>>>

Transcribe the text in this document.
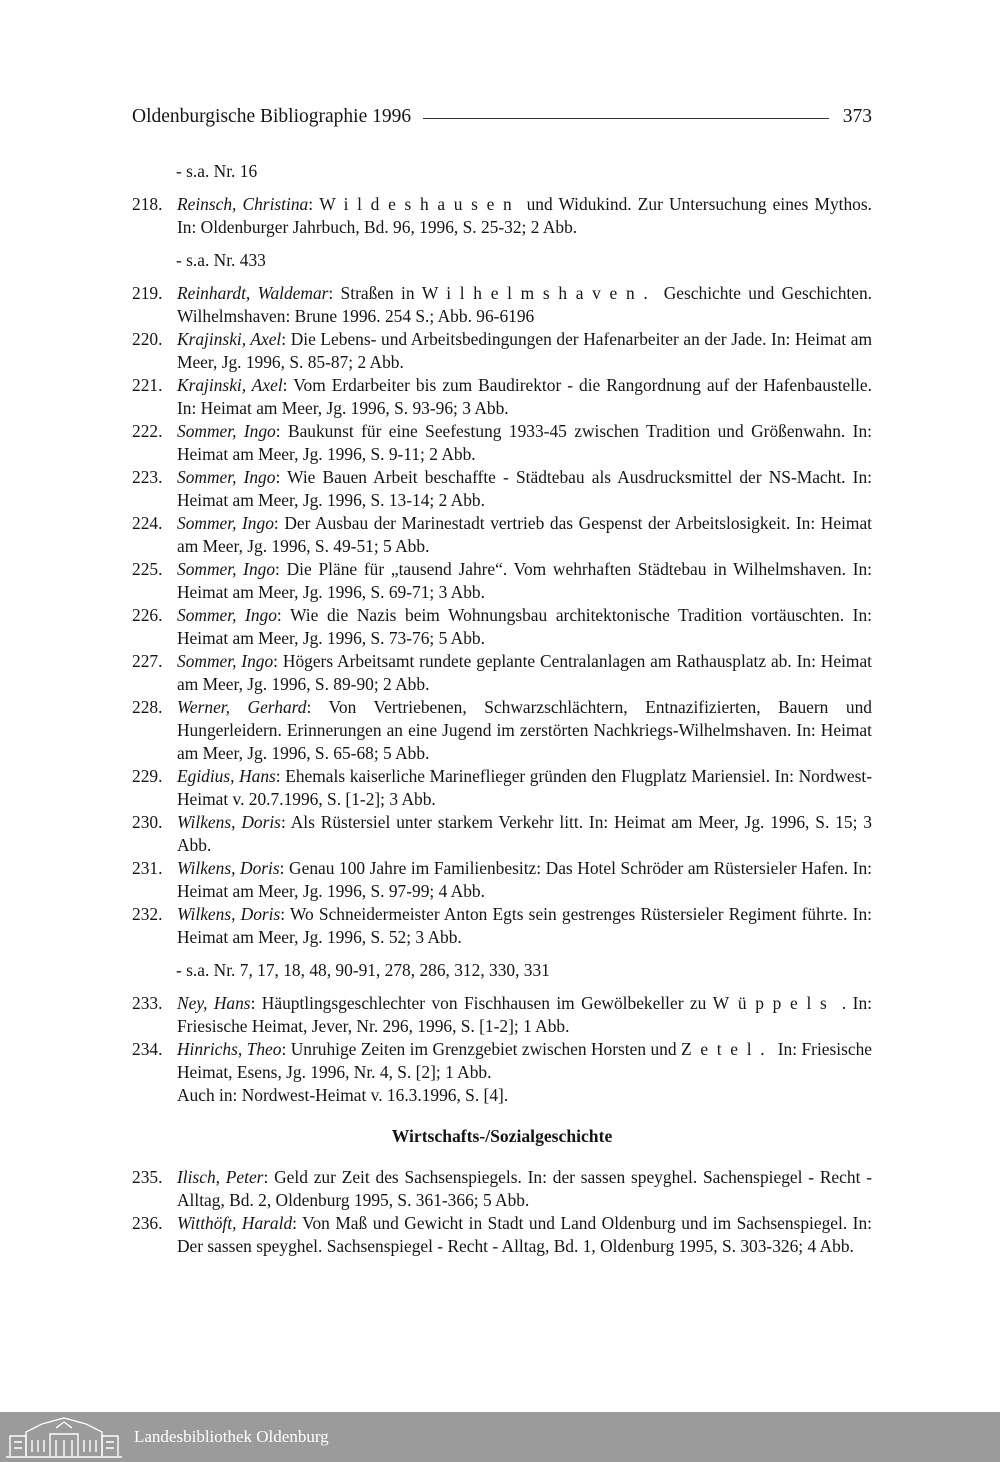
Oldenburgische Bibliographie 1996	373

- s.a. Nr. 16

218. Reinsch, Christina: Wildeshausen und Widukind. Zur Untersuchung eines Mythos. In: Oldenburger Jahrbuch, Bd. 96, 1996, S. 25-32; 2 Abb.

- s.a. Nr. 433

219. Reinhardt, Waldemar: Straßen in Wilhelmshaven. Geschichte und Geschichten. Wilhelmshaven: Brune 1996. 254 S.; Abb. 96-6196
220. Krajinski, Axel: Die Lebens- und Arbeitsbedingungen der Hafenarbeiter an der Jade. In: Heimat am Meer, Jg. 1996, S. 85-87; 2 Abb.
221. Krajinski, Axel: Vom Erdarbeiter bis zum Baudirektor - die Rangordnung auf der Hafenbaustelle. In: Heimat am Meer, Jg. 1996, S. 93-96; 3 Abb.
222. Sommer, Ingo: Baukunst für eine Seefestung 1933-45 zwischen Tradition und Größenwahn. In: Heimat am Meer, Jg. 1996, S. 9-11; 2 Abb.
223. Sommer, Ingo: Wie Bauen Arbeit beschaffte - Städtebau als Ausdrucksmittel der NS-Macht. In: Heimat am Meer, Jg. 1996, S. 13-14; 2 Abb.
224. Sommer, Ingo: Der Ausbau der Marinestadt vertrieb das Gespenst der Arbeitslosigkeit. In: Heimat am Meer, Jg. 1996, S. 49-51; 5 Abb.
225. Sommer, Ingo: Die Pläne für „tausend Jahre“. Vom wehrhaften Städtebau in Wilhelmshaven. In: Heimat am Meer, Jg. 1996, S. 69-71; 3 Abb.
226. Sommer, Ingo: Wie die Nazis beim Wohnungsbau architektonische Tradition vortäuschten. In: Heimat am Meer, Jg. 1996, S. 73-76; 5 Abb.
227. Sommer, Ingo: Högers Arbeitsamt rundete geplante Centralanlagen am Rathausplatz ab. In: Heimat am Meer, Jg. 1996, S. 89-90; 2 Abb.
228. Werner, Gerhard: Von Vertriebenen, Schwarzschlächtern, Entnazifizierten, Bauern und Hungerleidern. Erinnerungen an eine Jugend im zerstörten Nachkriegs-Wilhelmshaven. In: Heimat am Meer, Jg. 1996, S. 65-68; 5 Abb.
229. Egidius, Hans: Ehemals kaiserliche Marineflieger gründen den Flugplatz Mariensiel. In: Nordwest-Heimat v. 20.7.1996, S. [1-2]; 3 Abb.
230. Wilkens, Doris: Als Rüstersiel unter starkem Verkehr litt. In: Heimat am Meer, Jg. 1996, S. 15; 3 Abb.
231. Wilkens, Doris: Genau 100 Jahre im Familienbesitz: Das Hotel Schröder am Rüstersieler Hafen. In: Heimat am Meer, Jg. 1996, S. 97-99; 4 Abb.
232. Wilkens, Doris: Wo Schneidermeister Anton Egts sein gestrenges Rüstersieler Regiment führte. In: Heimat am Meer, Jg. 1996, S. 52; 3 Abb.

- s.a. Nr. 7, 17, 18, 48, 90-91, 278, 286, 312, 330, 331

233. Ney, Hans: Häuptlingsgeschlechter von Fischhausen im Gewölbekeller zu Wüppels . In: Friesische Heimat, Jever, Nr. 296, 1996, S. [1-2]; 1 Abb.
234. Hinrichs, Theo: Unruhige Zeiten im Grenzgebiet zwischen Horsten und Zetel. In: Friesische Heimat, Esens, Jg. 1996, Nr. 4, S. [2]; 1 Abb.
Auch in: Nordwest-Heimat v. 16.3.1996, S. [4].
Wirtschafts-/Sozialgeschichte
235. Ilisch, Peter: Geld zur Zeit des Sachsenspiegels. In: der sassen speyghel. Sachenspiegel - Recht - Alltag, Bd. 2, Oldenburg 1995, S. 361-366; 5 Abb.
236. Witthöft, Harald: Von Maß und Gewicht in Stadt und Land Oldenburg und im Sachsenspiegel. In: Der sassen speyghel. Sachsenspiegel - Recht - Alltag, Bd. 1, Oldenburg 1995, S. 303-326; 4 Abb.
Landesbibliothek Oldenburg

<<<

▶ Stated exercise:
Read through the entries and copy each line in which "Tradition" appears.

▶ The output:
222. Sommer, Ingo: Baukunst für eine Seefestung 1933-45 zwischen Tradition und Größenwahn. In: Heimat am Meer, Jg. 1996, S. 9-11; 2 Abb.
226. Sommer, Ingo: Wie die Nazis beim Wohnungsbau architektonische Tradition vortäuschten. In: Heimat am Meer, Jg. 1996, S. 73-76; 5 Abb.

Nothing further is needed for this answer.